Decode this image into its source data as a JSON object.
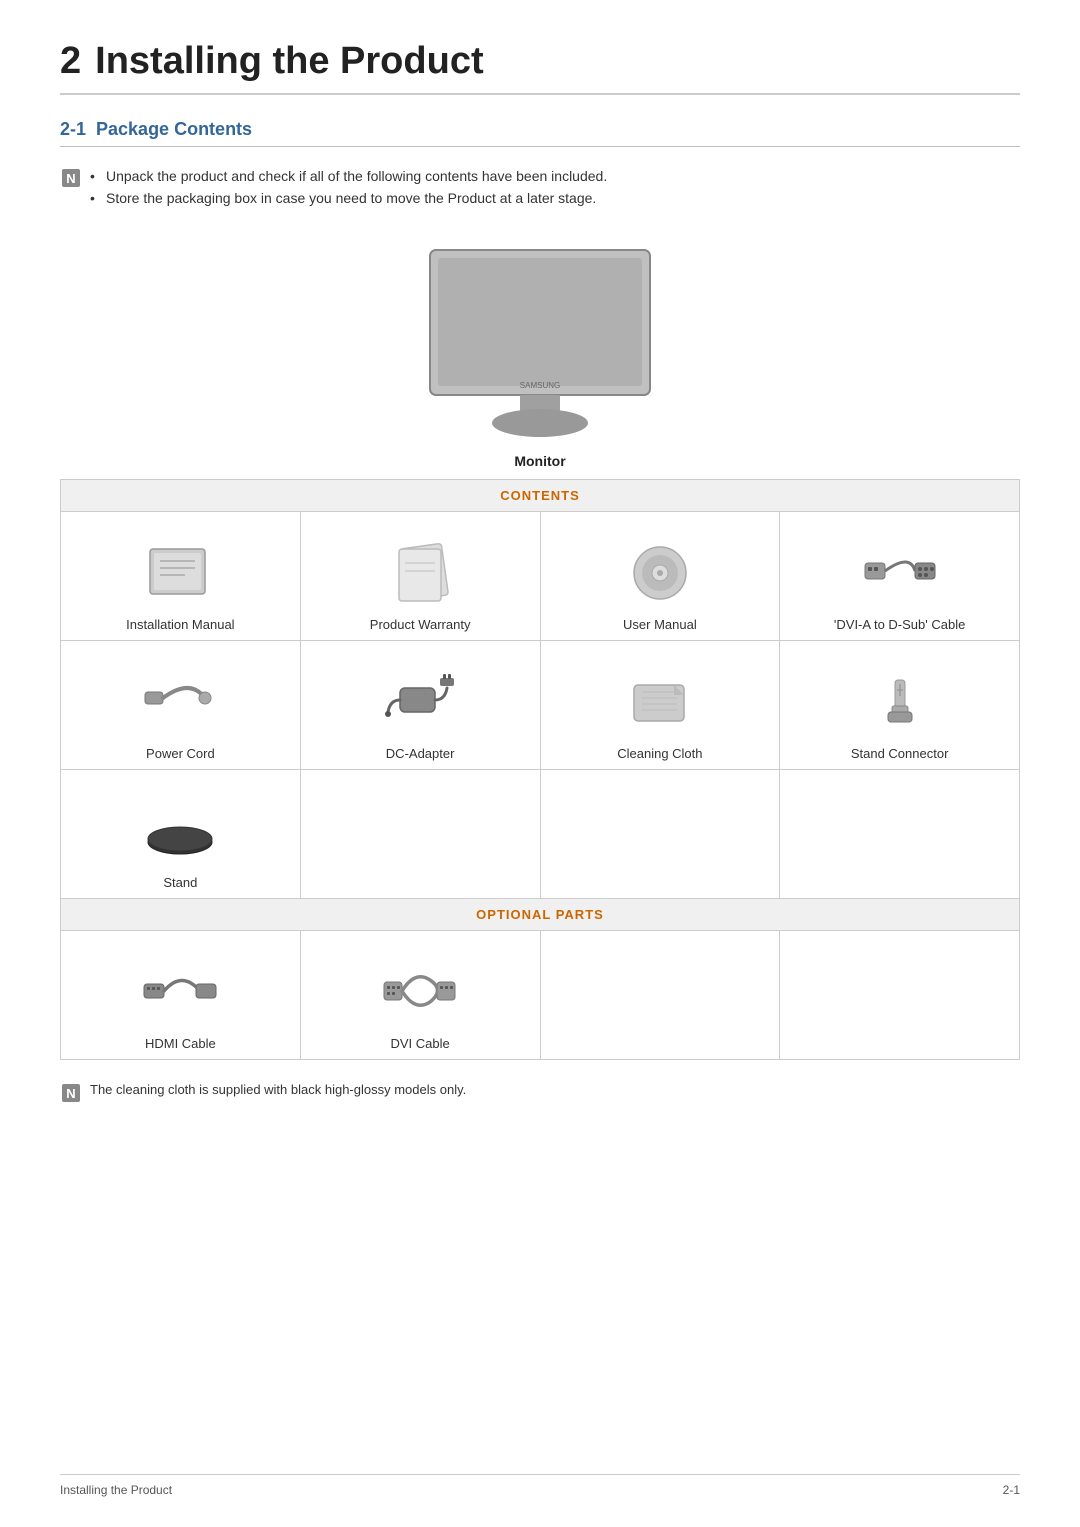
{
  "page": {
    "chapter_num": "2",
    "chapter_title": "Installing the Product",
    "section_num": "2-1",
    "section_title": "Package Contents",
    "note1": "Unpack the product and check if all of the following contents have been included.",
    "note2": "Store the packaging box in case you need to move the Product at a later stage.",
    "monitor_label": "Monitor",
    "contents_header": "CONTENTS",
    "optional_header": "OPTIONAL PARTS",
    "bottom_note": "The cleaning cloth is supplied with black high-glossy models only.",
    "footer_left": "Installing the Product",
    "footer_right": "2-1"
  },
  "contents_items": [
    {
      "label": "Installation Manual",
      "icon": "manual"
    },
    {
      "label": "Product Warranty",
      "icon": "warranty"
    },
    {
      "label": "User Manual",
      "icon": "cd"
    },
    {
      "label": "'DVI-A to D-Sub' Cable",
      "icon": "dvi-cable"
    },
    {
      "label": "Power Cord",
      "icon": "power-cord"
    },
    {
      "label": "DC-Adapter",
      "icon": "dc-adapter"
    },
    {
      "label": "Cleaning Cloth",
      "icon": "cloth"
    },
    {
      "label": "Stand Connector",
      "icon": "stand-connector"
    },
    {
      "label": "Stand",
      "icon": "stand"
    },
    {
      "label": "",
      "icon": ""
    },
    {
      "label": "",
      "icon": ""
    },
    {
      "label": "",
      "icon": ""
    }
  ],
  "optional_items": [
    {
      "label": "HDMI Cable",
      "icon": "hdmi-cable"
    },
    {
      "label": "DVI Cable",
      "icon": "dvi-cable2"
    },
    {
      "label": "",
      "icon": ""
    },
    {
      "label": "",
      "icon": ""
    }
  ]
}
--
§ **SET TASK**: Generate a word-for-word copy of the preceding records, excluding all pictures.

§ **SOLUTION FOR THIS PROBLEM**:
Decode this image into its source data as a JSON object.
{
  "page": {
    "chapter_num": "2",
    "chapter_title": "Installing the Product",
    "section_num": "2-1",
    "section_title": "Package Contents",
    "note1": "Unpack the product and check if all of the following contents have been included.",
    "note2": "Store the packaging box in case you need to move the Product at a later stage.",
    "monitor_label": "Monitor",
    "contents_header": "CONTENTS",
    "optional_header": "OPTIONAL PARTS",
    "bottom_note": "The cleaning cloth is supplied with black high-glossy models only.",
    "footer_left": "Installing the Product",
    "footer_right": "2-1"
  },
  "contents_items": [
    {
      "label": "Installation Manual",
      "icon": "manual"
    },
    {
      "label": "Product Warranty",
      "icon": "warranty"
    },
    {
      "label": "User Manual",
      "icon": "cd"
    },
    {
      "label": "'DVI-A to D-Sub' Cable",
      "icon": "dvi-cable"
    },
    {
      "label": "Power Cord",
      "icon": "power-cord"
    },
    {
      "label": "DC-Adapter",
      "icon": "dc-adapter"
    },
    {
      "label": "Cleaning Cloth",
      "icon": "cloth"
    },
    {
      "label": "Stand Connector",
      "icon": "stand-connector"
    },
    {
      "label": "Stand",
      "icon": "stand"
    },
    {
      "label": "",
      "icon": ""
    },
    {
      "label": "",
      "icon": ""
    },
    {
      "label": "",
      "icon": ""
    }
  ],
  "optional_items": [
    {
      "label": "HDMI Cable",
      "icon": "hdmi-cable"
    },
    {
      "label": "DVI Cable",
      "icon": "dvi-cable2"
    },
    {
      "label": "",
      "icon": ""
    },
    {
      "label": "",
      "icon": ""
    }
  ]
}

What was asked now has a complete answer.